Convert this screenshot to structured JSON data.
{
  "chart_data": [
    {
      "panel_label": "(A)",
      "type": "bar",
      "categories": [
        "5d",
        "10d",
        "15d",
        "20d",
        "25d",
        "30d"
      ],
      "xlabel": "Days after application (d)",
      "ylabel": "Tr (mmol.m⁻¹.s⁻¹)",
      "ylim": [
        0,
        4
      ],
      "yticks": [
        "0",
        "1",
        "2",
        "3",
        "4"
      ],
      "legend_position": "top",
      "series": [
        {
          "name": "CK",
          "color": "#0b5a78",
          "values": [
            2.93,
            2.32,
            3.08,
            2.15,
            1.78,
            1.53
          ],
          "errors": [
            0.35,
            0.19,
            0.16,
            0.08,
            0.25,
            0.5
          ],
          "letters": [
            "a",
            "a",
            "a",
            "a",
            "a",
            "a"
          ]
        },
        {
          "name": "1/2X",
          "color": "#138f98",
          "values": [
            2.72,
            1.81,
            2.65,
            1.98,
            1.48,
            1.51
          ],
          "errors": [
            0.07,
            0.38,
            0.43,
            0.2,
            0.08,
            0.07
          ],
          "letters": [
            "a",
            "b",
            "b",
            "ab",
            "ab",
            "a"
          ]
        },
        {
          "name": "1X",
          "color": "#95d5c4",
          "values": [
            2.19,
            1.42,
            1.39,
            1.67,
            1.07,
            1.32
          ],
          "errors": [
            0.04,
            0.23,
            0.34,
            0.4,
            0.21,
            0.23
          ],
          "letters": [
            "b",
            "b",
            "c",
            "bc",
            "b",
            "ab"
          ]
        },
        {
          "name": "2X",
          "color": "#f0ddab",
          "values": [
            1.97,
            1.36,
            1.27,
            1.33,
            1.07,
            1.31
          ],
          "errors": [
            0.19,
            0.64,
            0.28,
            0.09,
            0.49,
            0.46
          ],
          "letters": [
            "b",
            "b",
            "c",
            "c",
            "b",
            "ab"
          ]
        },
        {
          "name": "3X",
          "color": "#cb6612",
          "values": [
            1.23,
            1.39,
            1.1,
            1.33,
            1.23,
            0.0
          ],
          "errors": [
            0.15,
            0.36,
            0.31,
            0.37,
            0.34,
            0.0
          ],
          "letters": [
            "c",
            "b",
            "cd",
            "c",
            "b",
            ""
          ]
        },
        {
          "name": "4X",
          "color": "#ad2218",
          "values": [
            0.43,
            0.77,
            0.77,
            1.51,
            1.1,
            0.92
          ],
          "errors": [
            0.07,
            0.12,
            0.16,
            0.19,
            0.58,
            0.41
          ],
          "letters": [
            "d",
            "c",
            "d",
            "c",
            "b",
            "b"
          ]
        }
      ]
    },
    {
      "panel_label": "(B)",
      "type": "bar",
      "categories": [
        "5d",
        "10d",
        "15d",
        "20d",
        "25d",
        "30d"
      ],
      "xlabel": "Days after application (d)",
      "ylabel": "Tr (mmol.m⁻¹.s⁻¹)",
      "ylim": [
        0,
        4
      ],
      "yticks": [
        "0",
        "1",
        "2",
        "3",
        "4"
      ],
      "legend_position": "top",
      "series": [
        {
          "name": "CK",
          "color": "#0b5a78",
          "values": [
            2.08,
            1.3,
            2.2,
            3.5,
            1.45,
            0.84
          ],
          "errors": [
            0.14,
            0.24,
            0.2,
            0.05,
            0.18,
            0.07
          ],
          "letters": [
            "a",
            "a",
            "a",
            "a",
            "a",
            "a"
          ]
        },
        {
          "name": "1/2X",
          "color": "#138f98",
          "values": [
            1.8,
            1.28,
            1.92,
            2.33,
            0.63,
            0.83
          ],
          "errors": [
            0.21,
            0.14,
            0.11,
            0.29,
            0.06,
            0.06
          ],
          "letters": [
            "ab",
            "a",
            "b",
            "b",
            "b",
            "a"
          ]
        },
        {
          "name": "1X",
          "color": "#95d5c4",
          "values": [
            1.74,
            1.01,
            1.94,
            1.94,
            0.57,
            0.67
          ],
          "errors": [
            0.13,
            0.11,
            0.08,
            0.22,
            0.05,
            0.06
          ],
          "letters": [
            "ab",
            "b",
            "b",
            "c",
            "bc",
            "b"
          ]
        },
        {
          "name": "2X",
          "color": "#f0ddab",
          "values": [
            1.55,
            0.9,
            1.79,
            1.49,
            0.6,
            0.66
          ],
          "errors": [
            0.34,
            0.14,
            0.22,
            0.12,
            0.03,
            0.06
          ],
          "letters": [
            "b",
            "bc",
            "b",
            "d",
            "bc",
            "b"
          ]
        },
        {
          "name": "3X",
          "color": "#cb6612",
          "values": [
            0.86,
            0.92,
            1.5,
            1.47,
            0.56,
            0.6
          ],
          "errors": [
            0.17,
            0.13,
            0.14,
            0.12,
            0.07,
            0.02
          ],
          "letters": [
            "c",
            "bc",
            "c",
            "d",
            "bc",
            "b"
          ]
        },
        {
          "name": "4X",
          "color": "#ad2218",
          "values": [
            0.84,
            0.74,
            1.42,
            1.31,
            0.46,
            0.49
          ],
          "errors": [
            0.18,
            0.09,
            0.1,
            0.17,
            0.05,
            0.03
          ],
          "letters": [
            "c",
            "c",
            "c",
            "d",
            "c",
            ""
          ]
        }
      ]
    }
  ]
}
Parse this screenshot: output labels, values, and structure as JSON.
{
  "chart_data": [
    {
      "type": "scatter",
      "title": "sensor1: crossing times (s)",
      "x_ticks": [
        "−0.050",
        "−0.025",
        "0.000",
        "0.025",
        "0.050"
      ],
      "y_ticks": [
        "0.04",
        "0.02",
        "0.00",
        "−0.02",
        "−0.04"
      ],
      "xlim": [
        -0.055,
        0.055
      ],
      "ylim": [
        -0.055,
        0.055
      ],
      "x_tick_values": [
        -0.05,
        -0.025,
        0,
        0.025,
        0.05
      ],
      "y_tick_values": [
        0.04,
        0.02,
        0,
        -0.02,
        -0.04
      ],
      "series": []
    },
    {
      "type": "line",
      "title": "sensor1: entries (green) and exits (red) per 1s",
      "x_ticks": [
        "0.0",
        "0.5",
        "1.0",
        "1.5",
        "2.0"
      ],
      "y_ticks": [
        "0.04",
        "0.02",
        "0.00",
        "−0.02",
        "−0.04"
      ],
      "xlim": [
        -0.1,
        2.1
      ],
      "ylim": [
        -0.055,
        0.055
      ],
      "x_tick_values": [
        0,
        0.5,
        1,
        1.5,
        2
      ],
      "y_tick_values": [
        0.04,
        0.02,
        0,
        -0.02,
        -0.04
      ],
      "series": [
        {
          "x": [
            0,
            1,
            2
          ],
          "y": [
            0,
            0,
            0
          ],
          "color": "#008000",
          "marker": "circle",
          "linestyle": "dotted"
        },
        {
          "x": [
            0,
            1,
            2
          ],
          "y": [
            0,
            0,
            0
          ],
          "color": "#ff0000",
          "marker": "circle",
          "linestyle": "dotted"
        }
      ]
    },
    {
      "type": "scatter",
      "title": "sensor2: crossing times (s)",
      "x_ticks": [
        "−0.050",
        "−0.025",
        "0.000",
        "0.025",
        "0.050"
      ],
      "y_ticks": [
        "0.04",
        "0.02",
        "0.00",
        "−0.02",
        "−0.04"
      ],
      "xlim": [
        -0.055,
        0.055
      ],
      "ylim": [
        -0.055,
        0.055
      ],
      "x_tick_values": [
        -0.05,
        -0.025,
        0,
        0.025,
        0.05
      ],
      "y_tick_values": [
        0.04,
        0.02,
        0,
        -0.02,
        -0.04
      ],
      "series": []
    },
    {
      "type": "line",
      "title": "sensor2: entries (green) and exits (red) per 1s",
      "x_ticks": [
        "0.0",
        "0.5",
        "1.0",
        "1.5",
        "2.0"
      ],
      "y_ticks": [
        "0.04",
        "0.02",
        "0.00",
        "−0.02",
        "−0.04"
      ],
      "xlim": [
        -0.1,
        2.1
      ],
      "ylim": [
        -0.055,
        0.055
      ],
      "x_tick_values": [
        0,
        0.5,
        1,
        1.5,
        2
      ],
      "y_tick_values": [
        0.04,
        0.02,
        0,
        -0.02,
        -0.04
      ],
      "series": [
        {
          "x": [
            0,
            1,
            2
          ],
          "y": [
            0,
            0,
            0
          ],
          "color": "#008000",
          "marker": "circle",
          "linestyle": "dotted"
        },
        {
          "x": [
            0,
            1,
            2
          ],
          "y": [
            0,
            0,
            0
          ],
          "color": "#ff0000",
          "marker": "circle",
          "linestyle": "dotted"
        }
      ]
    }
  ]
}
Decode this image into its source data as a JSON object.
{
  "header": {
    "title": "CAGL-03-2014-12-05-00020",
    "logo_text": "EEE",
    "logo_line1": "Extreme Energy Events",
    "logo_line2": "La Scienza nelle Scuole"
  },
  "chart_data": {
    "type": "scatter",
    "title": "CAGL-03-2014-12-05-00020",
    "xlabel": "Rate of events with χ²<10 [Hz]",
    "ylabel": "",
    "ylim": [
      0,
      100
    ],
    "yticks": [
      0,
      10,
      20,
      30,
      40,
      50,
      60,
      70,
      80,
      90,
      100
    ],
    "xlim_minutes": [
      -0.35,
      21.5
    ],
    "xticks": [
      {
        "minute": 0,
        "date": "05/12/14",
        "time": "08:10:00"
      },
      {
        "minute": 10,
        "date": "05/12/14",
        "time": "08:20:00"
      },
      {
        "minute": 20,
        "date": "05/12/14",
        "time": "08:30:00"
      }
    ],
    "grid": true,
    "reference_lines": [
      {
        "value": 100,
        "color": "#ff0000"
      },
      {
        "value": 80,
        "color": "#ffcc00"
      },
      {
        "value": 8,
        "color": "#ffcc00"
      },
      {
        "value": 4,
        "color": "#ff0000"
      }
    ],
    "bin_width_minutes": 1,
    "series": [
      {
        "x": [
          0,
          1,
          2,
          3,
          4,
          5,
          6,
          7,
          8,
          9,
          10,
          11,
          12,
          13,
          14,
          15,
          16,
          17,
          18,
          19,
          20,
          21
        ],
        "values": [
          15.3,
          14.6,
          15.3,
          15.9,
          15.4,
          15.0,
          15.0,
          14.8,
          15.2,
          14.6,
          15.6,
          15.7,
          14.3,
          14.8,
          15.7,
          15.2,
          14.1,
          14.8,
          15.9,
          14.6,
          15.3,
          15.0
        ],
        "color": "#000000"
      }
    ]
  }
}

◆ What to do
Give only the number of lines in the data that hold the string "entries".

◆ The answer
2